• Set exercise
Return the listing below in full, with every line exactly as it is.

------------------------------------------------

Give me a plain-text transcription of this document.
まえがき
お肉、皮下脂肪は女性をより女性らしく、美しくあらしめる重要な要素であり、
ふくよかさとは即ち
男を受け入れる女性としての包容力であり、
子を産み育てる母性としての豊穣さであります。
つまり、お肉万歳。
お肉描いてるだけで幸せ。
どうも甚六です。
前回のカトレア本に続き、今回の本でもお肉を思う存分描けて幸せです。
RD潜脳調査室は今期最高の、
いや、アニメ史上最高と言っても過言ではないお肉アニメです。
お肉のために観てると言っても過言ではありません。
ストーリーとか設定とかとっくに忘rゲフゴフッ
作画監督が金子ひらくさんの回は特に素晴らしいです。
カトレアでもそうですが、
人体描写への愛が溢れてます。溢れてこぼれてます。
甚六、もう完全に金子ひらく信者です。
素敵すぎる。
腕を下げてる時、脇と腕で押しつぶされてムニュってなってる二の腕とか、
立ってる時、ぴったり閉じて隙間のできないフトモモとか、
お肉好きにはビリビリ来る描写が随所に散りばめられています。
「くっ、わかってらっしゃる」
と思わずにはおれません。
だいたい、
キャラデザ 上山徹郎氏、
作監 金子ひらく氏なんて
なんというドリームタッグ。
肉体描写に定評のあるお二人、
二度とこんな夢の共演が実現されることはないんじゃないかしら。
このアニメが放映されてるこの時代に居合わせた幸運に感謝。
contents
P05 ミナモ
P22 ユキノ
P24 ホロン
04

------------------------------------------------

• Answer for this exercise
Give me a plain-text transcription of this document.
まえがき
お肉、皮下脂肪は女性をより女性らしく、美しくあらしめる重要な要素であり、
ふくよかさとは即ち
男を受け入れる女性としての包容力であり、
子を産み育てる母性としての豊穣さであります。
つまり、お肉万歳。
お肉描いてるだけで幸せ。
どうも甚六です。
前回のカトレア本に続き、今回の本でもお肉を思う存分描けて幸せです。
RD潜脳調査室は今期最高の、
いや、アニメ史上最高と言っても過言ではないお肉アニメです。
お肉のために観てると言っても過言ではありません。
ストーリーとか設定とかとっくに忘rゲフゴフッ
作画監督が金子ひらくさんの回は特に素晴らしいです。
カトレアでもそうですが、
人体描写への愛が溢れてます。溢れてこぼれてます。
甚六、もう完全に金子ひらく信者です。
素敵すぎる。
腕を下げてる時、脇と腕で押しつぶされてムニュってなってる二の腕とか、
立ってる時、ぴったり閉じて隙間のできないフトモモとか、
お肉好きにはビリビリ来る描写が随所に散りばめられています。
「くっ、わかってらっしゃる」
と思わずにはおれません。
だいたい、
キャラデザ 上山徹郎氏、
作監 金子ひらく氏なんて
なんというドリームタッグ。
肉体描写に定評のあるお二人、
二度とこんな夢の共演が実現されることはないんじゃないかしら。
このアニメが放映されてるこの時代に居合わせた幸運に感謝。
contents
P05 ミナモ
P22 ユキノ
P24 ホロン
04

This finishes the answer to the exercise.